*TO BE DONE*.
Scan the entries below and report only how many lines contain "Page".

::::::::::

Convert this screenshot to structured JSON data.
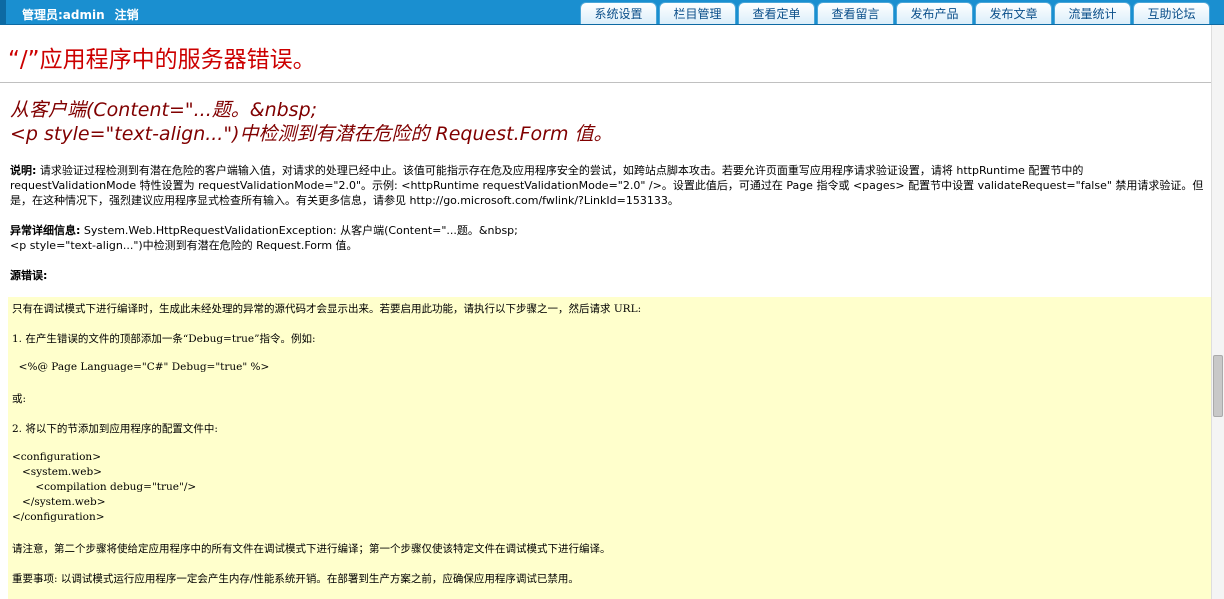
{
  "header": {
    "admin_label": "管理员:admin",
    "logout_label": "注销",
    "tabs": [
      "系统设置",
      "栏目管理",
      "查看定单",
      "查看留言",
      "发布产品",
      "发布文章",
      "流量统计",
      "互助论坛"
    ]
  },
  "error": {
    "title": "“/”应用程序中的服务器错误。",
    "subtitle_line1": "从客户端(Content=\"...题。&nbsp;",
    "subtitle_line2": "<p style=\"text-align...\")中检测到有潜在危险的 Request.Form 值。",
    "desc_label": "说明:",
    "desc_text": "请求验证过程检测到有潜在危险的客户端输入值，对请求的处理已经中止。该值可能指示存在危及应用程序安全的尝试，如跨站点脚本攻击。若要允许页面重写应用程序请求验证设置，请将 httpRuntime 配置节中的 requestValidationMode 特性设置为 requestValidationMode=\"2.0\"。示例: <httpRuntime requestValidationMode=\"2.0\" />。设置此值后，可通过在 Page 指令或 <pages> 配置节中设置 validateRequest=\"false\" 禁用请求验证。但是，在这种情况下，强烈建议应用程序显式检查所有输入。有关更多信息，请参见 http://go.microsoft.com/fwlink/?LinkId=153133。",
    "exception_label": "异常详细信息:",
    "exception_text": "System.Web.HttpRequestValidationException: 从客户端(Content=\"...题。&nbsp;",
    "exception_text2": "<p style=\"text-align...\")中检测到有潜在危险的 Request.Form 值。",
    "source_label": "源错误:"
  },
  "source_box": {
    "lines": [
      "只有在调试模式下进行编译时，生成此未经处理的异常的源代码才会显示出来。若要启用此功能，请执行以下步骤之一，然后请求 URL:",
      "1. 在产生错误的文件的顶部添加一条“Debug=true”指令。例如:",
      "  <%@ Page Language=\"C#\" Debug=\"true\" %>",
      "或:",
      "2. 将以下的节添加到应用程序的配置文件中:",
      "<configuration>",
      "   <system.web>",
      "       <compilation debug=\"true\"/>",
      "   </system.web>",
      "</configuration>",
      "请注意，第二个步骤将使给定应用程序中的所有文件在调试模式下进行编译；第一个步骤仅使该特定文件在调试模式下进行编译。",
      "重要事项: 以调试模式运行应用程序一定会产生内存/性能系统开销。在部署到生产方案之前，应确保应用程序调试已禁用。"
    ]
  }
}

::::::::::

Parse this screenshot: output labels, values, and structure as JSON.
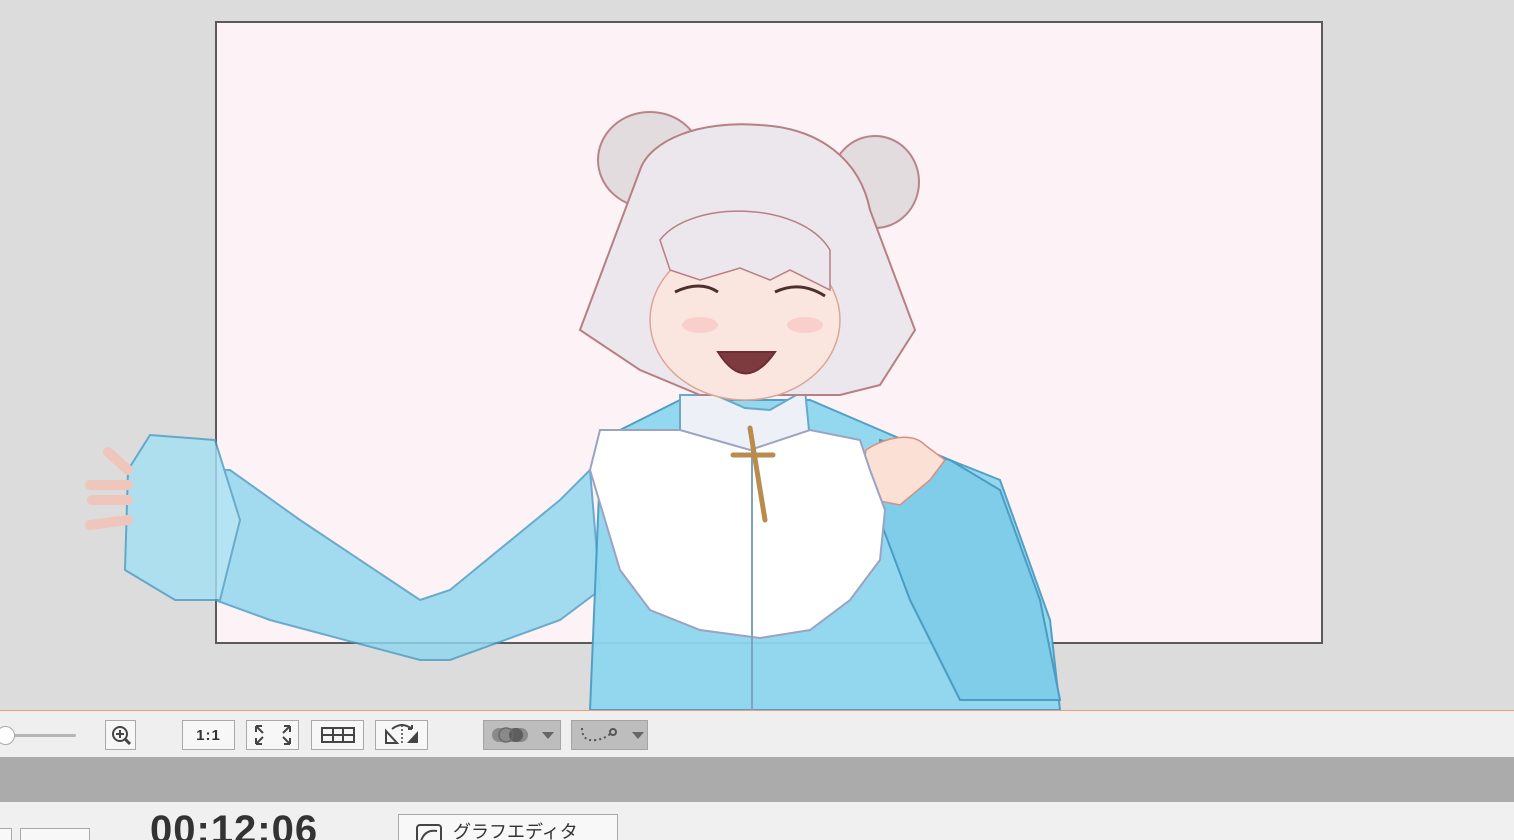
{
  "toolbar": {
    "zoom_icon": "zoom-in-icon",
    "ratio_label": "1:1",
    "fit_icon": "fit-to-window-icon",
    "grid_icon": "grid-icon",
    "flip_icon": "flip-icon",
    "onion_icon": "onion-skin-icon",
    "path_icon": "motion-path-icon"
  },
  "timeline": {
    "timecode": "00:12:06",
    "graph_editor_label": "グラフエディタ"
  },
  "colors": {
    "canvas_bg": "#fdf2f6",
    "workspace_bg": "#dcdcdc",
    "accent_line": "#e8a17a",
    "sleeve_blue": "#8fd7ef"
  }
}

::::::::::

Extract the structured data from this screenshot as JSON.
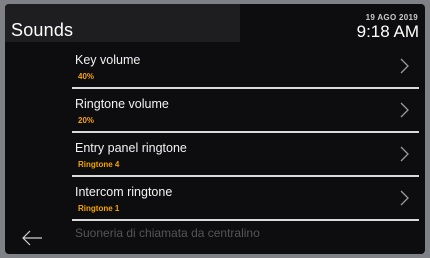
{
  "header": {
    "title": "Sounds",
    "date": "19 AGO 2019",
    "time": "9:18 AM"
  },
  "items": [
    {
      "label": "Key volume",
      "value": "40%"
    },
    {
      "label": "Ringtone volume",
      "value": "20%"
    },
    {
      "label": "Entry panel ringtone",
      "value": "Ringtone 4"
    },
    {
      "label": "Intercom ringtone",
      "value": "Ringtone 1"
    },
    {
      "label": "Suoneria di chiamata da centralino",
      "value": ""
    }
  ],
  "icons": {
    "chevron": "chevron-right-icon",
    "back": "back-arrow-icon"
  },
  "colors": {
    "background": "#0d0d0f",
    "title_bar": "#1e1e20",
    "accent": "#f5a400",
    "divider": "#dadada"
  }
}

::::::::::

*FINAL RESULT*.
2